- [Dataset excerpts]
========
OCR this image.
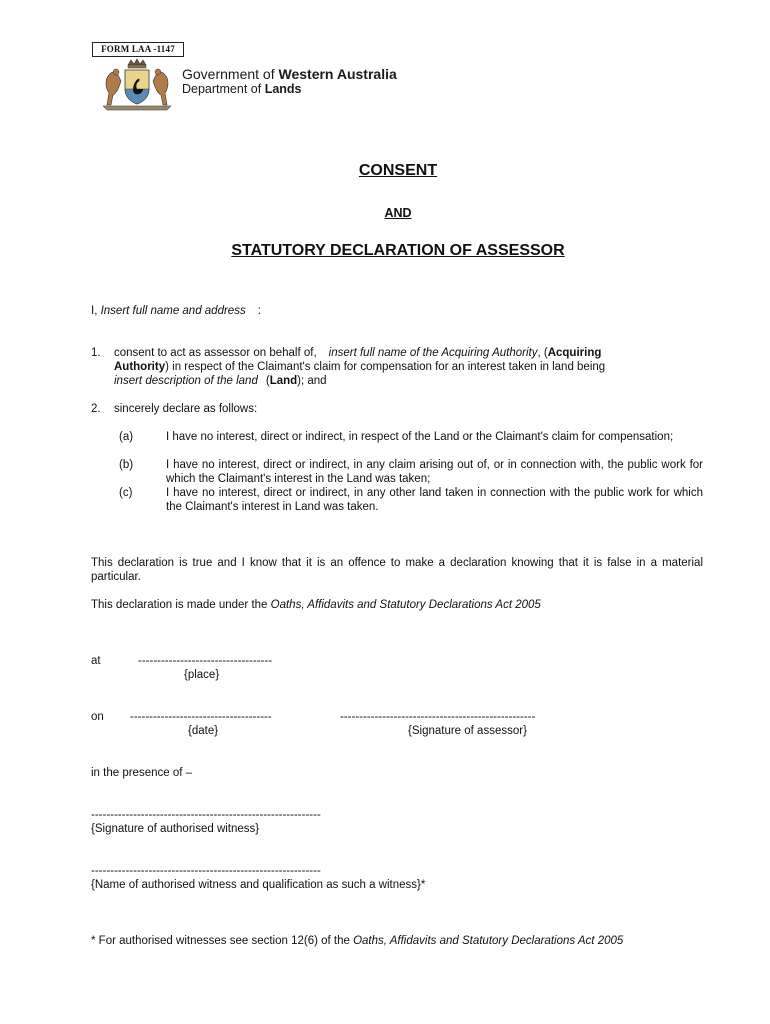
FORM LAA -1147
Government of Western Australia
Department of Lands
CONSENT
AND
STATUTORY DECLARATION OF ASSESSOR
I, Insert full name and address :
1.	consent to act as assessor on behalf of, insert full name of the Acquiring Authority, (Acquiring
Authority) in respect of the Claimant's claim for compensation for an interest taken in land being
insert description of the land (Land); and
2.	sincerely declare as follows:
(a)	I have no interest, direct or indirect, in respect of the Land or the Claimant's claim for compensation;
(b)	I have no interest, direct or indirect, in any claim arising out of, or in connection with, the public work for which the Claimant's interest in the Land was taken;
(c)	I have no interest, direct or indirect, in any other land taken in connection with the public work for which the Claimant's interest in Land was taken.
This declaration is true and I know that it is an offence to make a declaration knowing that it is false in a material particular.
This declaration is made under the Oaths, Affidavits and Statutory Declarations Act 2005
at	-----------------------------------
{place}
on -------------------------------------	---------------------------------------------------
{date}	{Signature of assessor}
in the presence of –
------------------------------------------------------------
{Signature of authorised witness}
------------------------------------------------------------
{Name of authorised witness and qualification as such a witness}*
* For authorised witnesses see section 12(6) of the Oaths, Affidavits and Statutory Declarations Act 2005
========
- [Stated exercise] From the material above, reproduce everything verbatim except the pictures.

- [Solution to the problem]
OCR this image.
FORM LAA -1147
Government of Western Australia
Department of Lands
CONSENT
AND
STATUTORY DECLARATION OF ASSESSOR
I, Insert full name and address :
1.	consent to act as assessor on behalf of, insert full name of the Acquiring Authority, (Acquiring
Authority) in respect of the Claimant's claim for compensation for an interest taken in land being
insert description of the land (Land); and
2.	sincerely declare as follows:
(a)	I have no interest, direct or indirect, in respect of the Land or the Claimant's claim for compensation;
(b)	I have no interest, direct or indirect, in any claim arising out of, or in connection with, the public work for which the Claimant's interest in the Land was taken;
(c)	I have no interest, direct or indirect, in any other land taken in connection with the public work for which the Claimant's interest in Land was taken.
This declaration is true and I know that it is an offence to make a declaration knowing that it is false in a material particular.
This declaration is made under the Oaths, Affidavits and Statutory Declarations Act 2005
at	-----------------------------------
{place}
on -------------------------------------	---------------------------------------------------
{date}	{Signature of assessor}
in the presence of –
------------------------------------------------------------
{Signature of authorised witness}
------------------------------------------------------------
{Name of authorised witness and qualification as such a witness}*
* For authorised witnesses see section 12(6) of the Oaths, Affidavits and Statutory Declarations Act 2005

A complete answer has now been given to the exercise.